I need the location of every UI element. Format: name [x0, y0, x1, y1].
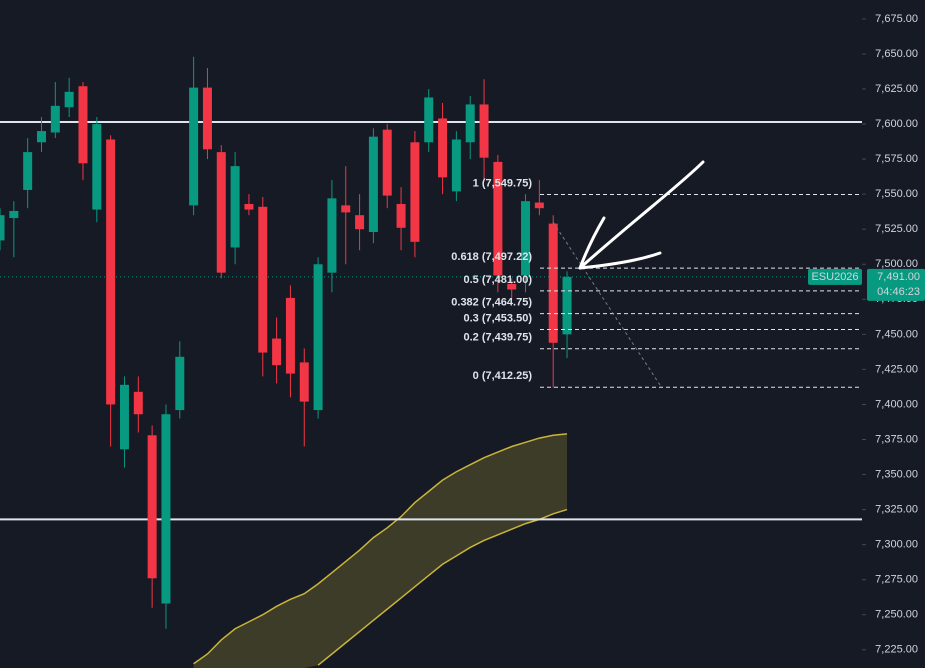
candle-body — [64, 91, 74, 108]
candle-body — [451, 139, 461, 192]
y-tick-label: 7,525.00 — [875, 223, 918, 235]
y-tick-label: 7,400.00 — [875, 398, 918, 410]
y-tick-label: 7,225.00 — [875, 644, 918, 656]
candle-body — [285, 297, 295, 374]
candle-body — [189, 87, 199, 206]
y-tick-label: 7,575.00 — [875, 153, 918, 165]
y-tick-label: 7,425.00 — [875, 363, 918, 375]
band-fill — [193, 433, 568, 668]
candle-body — [410, 142, 420, 242]
y-tick-label: 7,325.00 — [875, 503, 918, 515]
candle-body — [230, 166, 240, 248]
y-tick-label: 7,550.00 — [875, 188, 918, 200]
arrow-drawing — [578, 160, 705, 270]
fib-level-label: 0.2 (7,439.75) — [464, 332, 533, 344]
candle-body — [161, 414, 171, 604]
candle-body — [36, 131, 46, 143]
fib-level-label: 0.618 (7,497.22) — [451, 251, 532, 263]
candle-body — [147, 435, 157, 579]
fib-level-label: 0.3 (7,453.50) — [464, 312, 533, 324]
y-tick-label: 7,250.00 — [875, 609, 918, 621]
candle-body — [133, 391, 143, 415]
candle-body — [216, 152, 226, 273]
candle-body — [313, 264, 323, 411]
symbol-label: ESU2026 — [811, 271, 858, 283]
candle-body — [244, 203, 254, 210]
candle-body — [0, 215, 5, 241]
last-price-tag — [867, 268, 925, 301]
candle-body — [50, 105, 60, 133]
candle-body — [23, 152, 33, 190]
candle-body — [562, 276, 572, 335]
y-tick-label: 7,300.00 — [875, 539, 918, 551]
candle-body — [341, 205, 351, 213]
candle-body — [92, 124, 102, 210]
y-tick-label: 7,350.00 — [875, 468, 918, 480]
candle-body — [106, 139, 116, 405]
candle-body — [175, 356, 185, 411]
countdown-label: 04:46:23 — [877, 286, 920, 298]
y-tick-label: 7,450.00 — [875, 328, 918, 340]
candle-body — [507, 283, 517, 290]
candle-body — [438, 118, 448, 178]
y-tick-label: 7,600.00 — [875, 118, 918, 130]
candle-body — [272, 338, 282, 366]
candle-body — [355, 215, 365, 230]
candle-body — [521, 201, 531, 276]
candle-body — [9, 210, 19, 218]
y-tick-label: 7,675.00 — [875, 13, 918, 25]
fib-level-label: 0 (7,412.25) — [473, 370, 533, 382]
candle-body — [465, 104, 475, 143]
fib-level-label: 0.5 (7,481.00) — [464, 274, 533, 286]
y-tick-label: 7,500.00 — [875, 258, 918, 270]
candle-body — [258, 206, 268, 353]
candle-body — [479, 104, 489, 158]
last-price-label: 7,491.00 — [877, 271, 920, 283]
candle-body — [548, 223, 558, 343]
candle-body — [534, 202, 544, 209]
candle-body — [119, 384, 129, 450]
candle-body — [493, 161, 503, 276]
y-tick-label: 7,650.00 — [875, 48, 918, 60]
candle-body — [396, 203, 406, 228]
band-lower-line — [317, 508, 568, 666]
symbol-tag — [808, 268, 862, 285]
candle-body — [368, 136, 378, 233]
candle-body — [424, 97, 434, 143]
fib-level-label: 0.382 (7,464.75) — [451, 297, 532, 309]
fib-level-label: 1 (7,549.75) — [473, 177, 533, 189]
candle-body — [327, 198, 337, 273]
candle-body — [202, 87, 212, 150]
candle-body — [78, 86, 88, 164]
candle-body — [382, 129, 392, 196]
band-upper-line — [193, 433, 568, 665]
candle-body — [299, 362, 309, 402]
y-tick-label: 7,375.00 — [875, 433, 918, 445]
y-tick-label: 7,275.00 — [875, 574, 918, 586]
y-tick-label: 7,625.00 — [875, 83, 918, 95]
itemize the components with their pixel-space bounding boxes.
──────
Put each line of the records above into a Markdown table with two columns, No. and Entry, numbering the rows in order and skipping blank lines. Omit the pictures.

Task solution:
| No. | Entry |
|---|---|
| 1 | I need the location of every UI element. Format: name [x0, y0, x1, y1]. |
| 2 | candle-body — [64, 91, 74, 108] |
| 3 | candle-body — [451, 139, 461, 192] |
| 4 | y-tick-label: 7,525.00 — [875, 223, 918, 235] |
| 5 | y-tick-label: 7,400.00 — [875, 398, 918, 410] |
| 6 | y-tick-label: 7,225.00 — [875, 644, 918, 656] |
| 7 | candle-body — [285, 297, 295, 374] |
| 8 | candle-body — [189, 87, 199, 206] |
| 9 | y-tick-label: 7,575.00 — [875, 153, 918, 165] |
| 10 | y-tick-label: 7,425.00 — [875, 363, 918, 375] |
| 11 | band-fill — [193, 433, 568, 668] |
| 12 | candle-body — [410, 142, 420, 242] |
| 13 | y-tick-label: 7,325.00 — [875, 503, 918, 515] |
| 14 | candle-body — [230, 166, 240, 248] |
| 15 | y-tick-label: 7,550.00 — [875, 188, 918, 200] |
| 16 | arrow-drawing — [578, 160, 705, 270] |
| 17 | fib-level-label: 0.2 (7,439.75) — [464, 332, 533, 344] |
| 18 | candle-body — [161, 414, 171, 604] |
| 19 | candle-body — [36, 131, 46, 143] |
| 20 | fib-level-label: 0.618 (7,497.22) — [451, 251, 532, 263] |
| 21 | candle-body — [147, 435, 157, 579] |
| 22 | fib-level-label: 0.3 (7,453.50) — [464, 312, 533, 324] |
| 23 | y-tick-label: 7,250.00 — [875, 609, 918, 621] |
| 24 | candle-body — [133, 391, 143, 415] |
| 25 | candle-body — [216, 152, 226, 273] |
| 26 | candle-body — [313, 264, 323, 411] |
| 27 | symbol-label: ESU2026 — [811, 271, 858, 283] |
| 28 | candle-body — [244, 203, 254, 210] |
| 29 | candle-body — [0, 215, 5, 241] |
| 30 | last-price-tag — [867, 268, 925, 301] |
| 31 | candle-body — [50, 105, 60, 133] |
| 32 | candle-body — [23, 152, 33, 190] |
| 33 | candle-body — [562, 276, 572, 335] |
| 34 | y-tick-label: 7,300.00 — [875, 539, 918, 551] |
| 35 | candle-body — [341, 205, 351, 213] |
| 36 | candle-body — [92, 124, 102, 210] |
| 37 | y-tick-label: 7,350.00 — [875, 468, 918, 480] |
| 38 | candle-body — [106, 139, 116, 405] |
| 39 | candle-body — [175, 356, 185, 411] |
| 40 | countdown-label: 04:46:23 — [877, 286, 920, 298] |
| 41 | y-tick-label: 7,450.00 — [875, 328, 918, 340] |
| 42 | candle-body — [507, 283, 517, 290] |
| 43 | candle-body — [438, 118, 448, 178] |
| 44 | y-tick-label: 7,600.00 — [875, 118, 918, 130] |
| 45 | candle-body — [272, 338, 282, 366] |
| 46 | candle-body — [355, 215, 365, 230] |
| 47 | candle-body — [521, 201, 531, 276] |
| 48 | candle-body — [9, 210, 19, 218] |
| 49 | y-tick-label: 7,675.00 — [875, 13, 918, 25] |
| 50 | fib-level-label: 0 (7,412.25) — [473, 370, 533, 382] |
| 51 | candle-body — [465, 104, 475, 143] |
| 52 | fib-level-label: 0.5 (7,481.00) — [464, 274, 533, 286] |
| 53 | y-tick-label: 7,500.00 — [875, 258, 918, 270] |
| 54 | candle-body — [258, 206, 268, 353] |
| 55 | candle-body — [479, 104, 489, 158] |
| 56 | last-price-label: 7,491.00 — [877, 271, 920, 283] |
| 57 | candle-body — [548, 223, 558, 343] |
| 58 | candle-body — [534, 202, 544, 209] |
| 59 | candle-body — [119, 384, 129, 450] |
| 60 | candle-body — [493, 161, 503, 276] |
| 61 | y-tick-label: 7,650.00 — [875, 48, 918, 60] |
| 62 | candle-body — [396, 203, 406, 228] |
| 63 | band-lower-line — [317, 508, 568, 666] |
| 64 | symbol-tag — [808, 268, 862, 285] |
| 65 | candle-body — [368, 136, 378, 233] |
| 66 | candle-body — [424, 97, 434, 143] |
| 67 | fib-level-label: 0.382 (7,464.75) — [451, 297, 532, 309] |
| 68 | fib-level-label: 1 (7,549.75) — [473, 177, 533, 189] |
| 69 | candle-body — [327, 198, 337, 273] |
| 70 | candle-body — [202, 87, 212, 150] |
| 71 | candle-body — [78, 86, 88, 164] |
| 72 | candle-body — [382, 129, 392, 196] |
| 73 | band-upper-line — [193, 433, 568, 665] |
| 74 | candle-body — [299, 362, 309, 402] |
| 75 | y-tick-label: 7,375.00 — [875, 433, 918, 445] |
| 76 | y-tick-label: 7,275.00 — [875, 574, 918, 586] |
| 77 | y-tick-label: 7,625.00 — [875, 83, 918, 95] |
| 78 | itemize the components with their pixel-space bounding boxes. |